Instructions to follow >> For every line in the records that has the word "text", make a copy.

## BEGIN

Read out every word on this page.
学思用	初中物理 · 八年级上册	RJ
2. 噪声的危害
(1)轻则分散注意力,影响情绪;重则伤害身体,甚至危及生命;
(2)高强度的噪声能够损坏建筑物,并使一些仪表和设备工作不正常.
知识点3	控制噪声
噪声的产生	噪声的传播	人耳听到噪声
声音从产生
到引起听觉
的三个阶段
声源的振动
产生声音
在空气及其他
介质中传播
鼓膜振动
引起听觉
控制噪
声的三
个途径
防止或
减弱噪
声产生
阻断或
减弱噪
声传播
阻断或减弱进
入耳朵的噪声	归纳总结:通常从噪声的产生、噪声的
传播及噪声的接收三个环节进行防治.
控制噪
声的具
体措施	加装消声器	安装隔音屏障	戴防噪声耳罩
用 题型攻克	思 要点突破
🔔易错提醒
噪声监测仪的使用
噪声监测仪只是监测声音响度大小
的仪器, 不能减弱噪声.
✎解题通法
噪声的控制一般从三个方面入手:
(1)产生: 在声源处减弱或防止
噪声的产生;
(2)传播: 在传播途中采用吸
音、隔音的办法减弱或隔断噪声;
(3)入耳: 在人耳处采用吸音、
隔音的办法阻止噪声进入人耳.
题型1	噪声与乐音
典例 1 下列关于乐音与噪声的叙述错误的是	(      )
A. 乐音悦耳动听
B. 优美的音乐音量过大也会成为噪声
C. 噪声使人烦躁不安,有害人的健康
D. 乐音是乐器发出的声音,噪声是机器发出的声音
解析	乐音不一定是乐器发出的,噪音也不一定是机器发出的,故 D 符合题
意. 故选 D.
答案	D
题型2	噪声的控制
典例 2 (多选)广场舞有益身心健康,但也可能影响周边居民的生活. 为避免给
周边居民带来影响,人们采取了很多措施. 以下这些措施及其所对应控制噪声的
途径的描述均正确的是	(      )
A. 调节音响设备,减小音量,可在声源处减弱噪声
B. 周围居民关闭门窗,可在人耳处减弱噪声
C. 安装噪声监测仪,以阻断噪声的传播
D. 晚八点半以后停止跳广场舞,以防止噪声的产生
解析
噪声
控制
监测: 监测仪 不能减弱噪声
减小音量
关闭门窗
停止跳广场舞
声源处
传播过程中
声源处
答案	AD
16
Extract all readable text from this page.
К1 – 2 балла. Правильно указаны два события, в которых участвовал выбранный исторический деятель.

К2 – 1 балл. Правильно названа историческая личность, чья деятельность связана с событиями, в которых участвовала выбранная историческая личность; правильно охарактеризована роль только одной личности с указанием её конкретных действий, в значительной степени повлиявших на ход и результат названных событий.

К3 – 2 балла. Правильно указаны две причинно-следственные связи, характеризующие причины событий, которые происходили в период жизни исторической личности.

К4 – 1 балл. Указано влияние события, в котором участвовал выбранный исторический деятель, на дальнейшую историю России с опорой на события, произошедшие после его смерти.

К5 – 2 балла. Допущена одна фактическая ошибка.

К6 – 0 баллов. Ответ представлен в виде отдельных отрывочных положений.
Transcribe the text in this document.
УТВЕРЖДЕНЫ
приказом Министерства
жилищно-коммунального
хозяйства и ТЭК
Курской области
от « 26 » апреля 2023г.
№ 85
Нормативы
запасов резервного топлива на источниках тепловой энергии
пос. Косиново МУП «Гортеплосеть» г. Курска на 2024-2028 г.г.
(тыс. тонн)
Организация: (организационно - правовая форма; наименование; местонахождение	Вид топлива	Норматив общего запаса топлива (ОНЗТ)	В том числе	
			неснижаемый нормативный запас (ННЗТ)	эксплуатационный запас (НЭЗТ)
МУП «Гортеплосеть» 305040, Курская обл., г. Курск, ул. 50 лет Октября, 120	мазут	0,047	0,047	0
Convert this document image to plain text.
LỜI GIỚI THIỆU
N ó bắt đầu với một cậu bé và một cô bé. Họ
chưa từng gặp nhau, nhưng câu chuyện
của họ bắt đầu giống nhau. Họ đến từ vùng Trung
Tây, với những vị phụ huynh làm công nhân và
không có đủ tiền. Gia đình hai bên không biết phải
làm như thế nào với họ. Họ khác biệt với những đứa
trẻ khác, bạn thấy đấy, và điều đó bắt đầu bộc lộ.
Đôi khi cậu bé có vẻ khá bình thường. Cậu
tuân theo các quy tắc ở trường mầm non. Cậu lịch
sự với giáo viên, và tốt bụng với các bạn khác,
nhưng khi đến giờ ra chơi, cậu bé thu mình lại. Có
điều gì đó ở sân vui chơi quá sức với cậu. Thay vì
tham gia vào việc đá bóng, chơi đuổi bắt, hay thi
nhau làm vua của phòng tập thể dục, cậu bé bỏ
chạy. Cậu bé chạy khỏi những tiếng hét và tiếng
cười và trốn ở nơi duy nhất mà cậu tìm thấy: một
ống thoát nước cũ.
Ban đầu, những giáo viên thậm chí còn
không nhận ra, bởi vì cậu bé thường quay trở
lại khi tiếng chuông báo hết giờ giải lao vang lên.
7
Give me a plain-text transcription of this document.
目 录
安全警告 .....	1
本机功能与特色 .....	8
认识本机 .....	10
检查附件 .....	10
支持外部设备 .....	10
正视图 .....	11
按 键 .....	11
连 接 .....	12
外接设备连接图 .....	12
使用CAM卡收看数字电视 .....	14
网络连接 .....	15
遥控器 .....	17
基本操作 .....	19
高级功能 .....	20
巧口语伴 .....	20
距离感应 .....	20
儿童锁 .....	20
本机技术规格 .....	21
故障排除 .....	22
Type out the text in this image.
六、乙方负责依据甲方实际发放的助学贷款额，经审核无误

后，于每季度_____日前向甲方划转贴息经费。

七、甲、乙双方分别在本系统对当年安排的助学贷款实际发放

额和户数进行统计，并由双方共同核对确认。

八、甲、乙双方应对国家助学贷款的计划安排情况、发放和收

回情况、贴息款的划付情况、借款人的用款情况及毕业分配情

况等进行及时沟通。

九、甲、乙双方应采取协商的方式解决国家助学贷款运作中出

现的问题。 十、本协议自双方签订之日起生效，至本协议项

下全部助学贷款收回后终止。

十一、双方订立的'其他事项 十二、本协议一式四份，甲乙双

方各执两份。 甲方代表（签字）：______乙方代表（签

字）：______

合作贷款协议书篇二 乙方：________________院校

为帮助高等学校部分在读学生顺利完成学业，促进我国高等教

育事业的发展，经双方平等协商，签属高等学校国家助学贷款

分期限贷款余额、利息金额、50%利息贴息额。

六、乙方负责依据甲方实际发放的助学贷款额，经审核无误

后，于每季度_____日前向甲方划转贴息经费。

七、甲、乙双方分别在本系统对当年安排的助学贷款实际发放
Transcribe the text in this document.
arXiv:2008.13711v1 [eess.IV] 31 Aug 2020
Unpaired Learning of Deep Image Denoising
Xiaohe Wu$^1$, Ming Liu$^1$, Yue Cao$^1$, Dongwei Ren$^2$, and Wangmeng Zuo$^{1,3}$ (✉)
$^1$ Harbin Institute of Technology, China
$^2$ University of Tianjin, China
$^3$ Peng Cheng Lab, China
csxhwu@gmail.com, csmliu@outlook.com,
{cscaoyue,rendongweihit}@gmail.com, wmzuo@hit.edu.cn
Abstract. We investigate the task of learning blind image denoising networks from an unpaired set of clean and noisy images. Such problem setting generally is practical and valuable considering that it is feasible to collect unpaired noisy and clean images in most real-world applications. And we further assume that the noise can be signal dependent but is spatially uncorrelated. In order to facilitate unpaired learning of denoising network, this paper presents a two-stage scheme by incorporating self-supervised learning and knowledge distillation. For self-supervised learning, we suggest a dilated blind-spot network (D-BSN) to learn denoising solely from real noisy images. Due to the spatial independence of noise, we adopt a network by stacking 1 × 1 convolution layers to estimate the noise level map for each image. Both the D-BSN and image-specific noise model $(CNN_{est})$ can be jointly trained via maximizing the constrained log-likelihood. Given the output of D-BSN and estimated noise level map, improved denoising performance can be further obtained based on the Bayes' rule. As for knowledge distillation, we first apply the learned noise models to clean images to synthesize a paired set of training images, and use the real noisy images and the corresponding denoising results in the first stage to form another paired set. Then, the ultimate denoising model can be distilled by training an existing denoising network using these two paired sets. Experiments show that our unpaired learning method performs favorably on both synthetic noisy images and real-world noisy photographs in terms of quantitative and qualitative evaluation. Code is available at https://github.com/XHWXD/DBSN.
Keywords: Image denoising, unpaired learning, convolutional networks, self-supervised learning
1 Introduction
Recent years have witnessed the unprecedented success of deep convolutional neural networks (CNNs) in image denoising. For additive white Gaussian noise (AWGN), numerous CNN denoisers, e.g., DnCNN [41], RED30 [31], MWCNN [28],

## END

Output of the task >>
Extract all readable text from this page.
Transcribe the text in this document.
Convert this document image to plain text.
Give me a plain-text transcription of this document.
Type out the text in this image.
Transcribe the text in this document.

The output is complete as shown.